[Saved entries]
################

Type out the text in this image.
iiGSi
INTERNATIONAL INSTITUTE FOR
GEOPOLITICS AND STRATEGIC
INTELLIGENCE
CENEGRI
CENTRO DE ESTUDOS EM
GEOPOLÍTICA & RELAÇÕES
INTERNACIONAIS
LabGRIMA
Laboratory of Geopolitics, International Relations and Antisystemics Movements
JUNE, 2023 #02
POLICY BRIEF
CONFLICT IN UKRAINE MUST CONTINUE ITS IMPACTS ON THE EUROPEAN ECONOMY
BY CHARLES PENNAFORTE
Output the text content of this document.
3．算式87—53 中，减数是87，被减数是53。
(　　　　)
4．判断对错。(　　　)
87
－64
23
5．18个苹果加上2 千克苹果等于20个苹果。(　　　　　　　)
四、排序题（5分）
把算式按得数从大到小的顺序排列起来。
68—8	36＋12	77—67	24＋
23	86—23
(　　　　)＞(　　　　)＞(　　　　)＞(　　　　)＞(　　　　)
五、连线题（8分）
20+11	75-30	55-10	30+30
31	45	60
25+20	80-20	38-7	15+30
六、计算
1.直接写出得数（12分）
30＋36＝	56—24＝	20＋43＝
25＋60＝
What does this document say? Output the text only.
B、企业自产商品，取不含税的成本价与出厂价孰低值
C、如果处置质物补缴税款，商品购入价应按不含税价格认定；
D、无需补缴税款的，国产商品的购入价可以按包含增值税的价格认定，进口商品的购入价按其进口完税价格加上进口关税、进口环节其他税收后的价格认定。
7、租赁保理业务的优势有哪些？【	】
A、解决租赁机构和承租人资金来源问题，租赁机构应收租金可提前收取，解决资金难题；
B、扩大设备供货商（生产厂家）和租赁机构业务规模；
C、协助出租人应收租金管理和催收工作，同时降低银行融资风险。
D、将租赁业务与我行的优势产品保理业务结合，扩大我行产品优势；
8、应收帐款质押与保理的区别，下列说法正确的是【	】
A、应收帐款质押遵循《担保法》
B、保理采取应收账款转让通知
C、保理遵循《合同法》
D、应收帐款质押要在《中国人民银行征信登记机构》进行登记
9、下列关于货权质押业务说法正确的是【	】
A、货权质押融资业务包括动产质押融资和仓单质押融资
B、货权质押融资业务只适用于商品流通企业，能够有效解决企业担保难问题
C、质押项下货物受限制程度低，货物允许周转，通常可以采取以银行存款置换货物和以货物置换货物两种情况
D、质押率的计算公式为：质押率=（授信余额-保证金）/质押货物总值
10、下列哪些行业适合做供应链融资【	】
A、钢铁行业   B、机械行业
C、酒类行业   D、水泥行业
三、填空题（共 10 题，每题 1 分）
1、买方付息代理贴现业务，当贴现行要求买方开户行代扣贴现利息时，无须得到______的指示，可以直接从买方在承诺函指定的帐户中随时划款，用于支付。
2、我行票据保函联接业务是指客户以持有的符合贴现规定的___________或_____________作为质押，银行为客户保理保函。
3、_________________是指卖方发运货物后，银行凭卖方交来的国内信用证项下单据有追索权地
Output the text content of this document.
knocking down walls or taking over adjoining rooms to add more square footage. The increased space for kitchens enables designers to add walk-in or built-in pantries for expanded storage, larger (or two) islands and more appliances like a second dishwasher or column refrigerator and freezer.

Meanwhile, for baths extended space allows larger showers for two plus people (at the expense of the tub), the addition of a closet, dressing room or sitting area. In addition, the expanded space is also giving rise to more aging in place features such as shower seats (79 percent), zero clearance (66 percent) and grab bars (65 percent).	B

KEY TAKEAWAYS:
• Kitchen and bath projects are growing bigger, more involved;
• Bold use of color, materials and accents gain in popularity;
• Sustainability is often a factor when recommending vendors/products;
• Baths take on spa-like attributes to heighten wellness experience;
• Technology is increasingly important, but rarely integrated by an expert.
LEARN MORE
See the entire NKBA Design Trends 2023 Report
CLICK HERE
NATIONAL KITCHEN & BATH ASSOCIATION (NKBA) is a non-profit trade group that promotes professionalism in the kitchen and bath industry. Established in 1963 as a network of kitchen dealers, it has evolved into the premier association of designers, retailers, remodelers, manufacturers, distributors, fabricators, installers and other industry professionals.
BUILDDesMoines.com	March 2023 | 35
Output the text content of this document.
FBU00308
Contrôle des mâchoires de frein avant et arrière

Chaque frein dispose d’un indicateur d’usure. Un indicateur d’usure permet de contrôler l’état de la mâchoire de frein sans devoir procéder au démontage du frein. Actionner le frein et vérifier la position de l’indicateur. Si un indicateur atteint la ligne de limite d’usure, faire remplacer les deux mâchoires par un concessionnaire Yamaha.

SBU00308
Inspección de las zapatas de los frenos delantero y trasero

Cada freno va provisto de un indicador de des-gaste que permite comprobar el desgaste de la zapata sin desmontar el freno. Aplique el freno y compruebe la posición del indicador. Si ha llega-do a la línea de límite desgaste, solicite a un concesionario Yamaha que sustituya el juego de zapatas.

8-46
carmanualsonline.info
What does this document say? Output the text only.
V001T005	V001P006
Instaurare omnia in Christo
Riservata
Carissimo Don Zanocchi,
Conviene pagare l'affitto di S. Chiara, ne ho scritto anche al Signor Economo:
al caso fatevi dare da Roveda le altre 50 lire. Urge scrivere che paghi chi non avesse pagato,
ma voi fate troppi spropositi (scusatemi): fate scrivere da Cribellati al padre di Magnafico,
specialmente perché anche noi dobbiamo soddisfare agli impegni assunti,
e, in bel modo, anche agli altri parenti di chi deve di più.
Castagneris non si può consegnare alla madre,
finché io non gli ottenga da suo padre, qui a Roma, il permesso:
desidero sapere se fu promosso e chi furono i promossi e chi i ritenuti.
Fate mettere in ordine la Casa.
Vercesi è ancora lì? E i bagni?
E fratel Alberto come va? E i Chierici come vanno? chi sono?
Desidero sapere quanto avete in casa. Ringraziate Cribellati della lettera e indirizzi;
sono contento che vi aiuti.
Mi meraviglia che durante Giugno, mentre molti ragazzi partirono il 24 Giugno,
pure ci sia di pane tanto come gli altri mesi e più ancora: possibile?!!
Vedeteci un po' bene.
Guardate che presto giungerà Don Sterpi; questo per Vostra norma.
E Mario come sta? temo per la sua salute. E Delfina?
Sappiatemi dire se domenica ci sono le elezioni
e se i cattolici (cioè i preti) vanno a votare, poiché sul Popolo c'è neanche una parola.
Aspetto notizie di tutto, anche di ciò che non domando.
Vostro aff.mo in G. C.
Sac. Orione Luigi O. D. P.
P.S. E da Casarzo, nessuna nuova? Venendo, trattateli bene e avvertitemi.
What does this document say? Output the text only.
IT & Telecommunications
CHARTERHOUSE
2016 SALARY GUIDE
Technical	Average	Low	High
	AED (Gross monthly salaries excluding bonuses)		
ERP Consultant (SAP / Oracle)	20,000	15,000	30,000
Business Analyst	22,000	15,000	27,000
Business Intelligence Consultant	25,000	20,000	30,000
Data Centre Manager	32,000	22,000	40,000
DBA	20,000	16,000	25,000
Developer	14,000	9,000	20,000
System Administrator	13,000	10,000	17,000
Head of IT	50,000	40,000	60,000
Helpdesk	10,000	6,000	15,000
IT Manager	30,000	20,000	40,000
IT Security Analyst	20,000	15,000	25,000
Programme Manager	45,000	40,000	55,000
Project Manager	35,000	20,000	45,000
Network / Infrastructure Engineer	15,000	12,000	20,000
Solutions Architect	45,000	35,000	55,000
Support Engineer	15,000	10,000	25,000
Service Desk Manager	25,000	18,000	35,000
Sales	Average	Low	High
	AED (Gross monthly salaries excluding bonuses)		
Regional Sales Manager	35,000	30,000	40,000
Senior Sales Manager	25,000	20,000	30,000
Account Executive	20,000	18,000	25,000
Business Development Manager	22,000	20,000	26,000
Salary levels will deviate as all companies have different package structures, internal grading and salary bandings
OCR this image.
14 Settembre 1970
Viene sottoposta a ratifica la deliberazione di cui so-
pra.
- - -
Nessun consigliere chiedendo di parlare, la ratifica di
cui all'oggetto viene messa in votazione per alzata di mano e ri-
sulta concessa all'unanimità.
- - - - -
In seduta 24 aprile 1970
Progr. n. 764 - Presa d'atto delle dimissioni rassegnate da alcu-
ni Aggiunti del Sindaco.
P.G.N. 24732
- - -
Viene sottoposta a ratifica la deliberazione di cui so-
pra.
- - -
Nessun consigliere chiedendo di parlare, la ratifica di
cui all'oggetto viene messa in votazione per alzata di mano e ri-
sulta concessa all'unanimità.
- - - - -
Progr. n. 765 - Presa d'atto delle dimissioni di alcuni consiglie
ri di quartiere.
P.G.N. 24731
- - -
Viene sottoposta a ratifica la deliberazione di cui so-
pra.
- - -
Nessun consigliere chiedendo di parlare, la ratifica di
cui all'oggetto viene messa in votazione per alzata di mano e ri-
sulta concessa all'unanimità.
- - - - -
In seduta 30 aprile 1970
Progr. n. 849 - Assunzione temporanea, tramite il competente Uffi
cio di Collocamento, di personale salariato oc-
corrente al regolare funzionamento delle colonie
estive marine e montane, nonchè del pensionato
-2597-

################

> Exercise prompt: In the listing above, find the line containing "OCR this image.", then reproduce it and each line after it through the end, exactly and with nothing added.

> Solution for this exercise:
OCR this image.
14 Settembre 1970
Viene sottoposta a ratifica la deliberazione di cui so-
pra.
- - -
Nessun consigliere chiedendo di parlare, la ratifica di
cui all'oggetto viene messa in votazione per alzata di mano e ri-
sulta concessa all'unanimità.
- - - - -
In seduta 24 aprile 1970
Progr. n. 764 - Presa d'atto delle dimissioni rassegnate da alcu-
ni Aggiunti del Sindaco.
P.G.N. 24732
- - -
Viene sottoposta a ratifica la deliberazione di cui so-
pra.
- - -
Nessun consigliere chiedendo di parlare, la ratifica di
cui all'oggetto viene messa in votazione per alzata di mano e ri-
sulta concessa all'unanimità.
- - - - -
Progr. n. 765 - Presa d'atto delle dimissioni di alcuni consiglie
ri di quartiere.
P.G.N. 24731
- - -
Viene sottoposta a ratifica la deliberazione di cui so-
pra.
- - -
Nessun consigliere chiedendo di parlare, la ratifica di
cui all'oggetto viene messa in votazione per alzata di mano e ri-
sulta concessa all'unanimità.
- - - - -
In seduta 30 aprile 1970
Progr. n. 849 - Assunzione temporanea, tramite il competente Uffi
cio di Collocamento, di personale salariato oc-
corrente al regolare funzionamento delle colonie
estive marine e montane, nonchè del pensionato
-2597-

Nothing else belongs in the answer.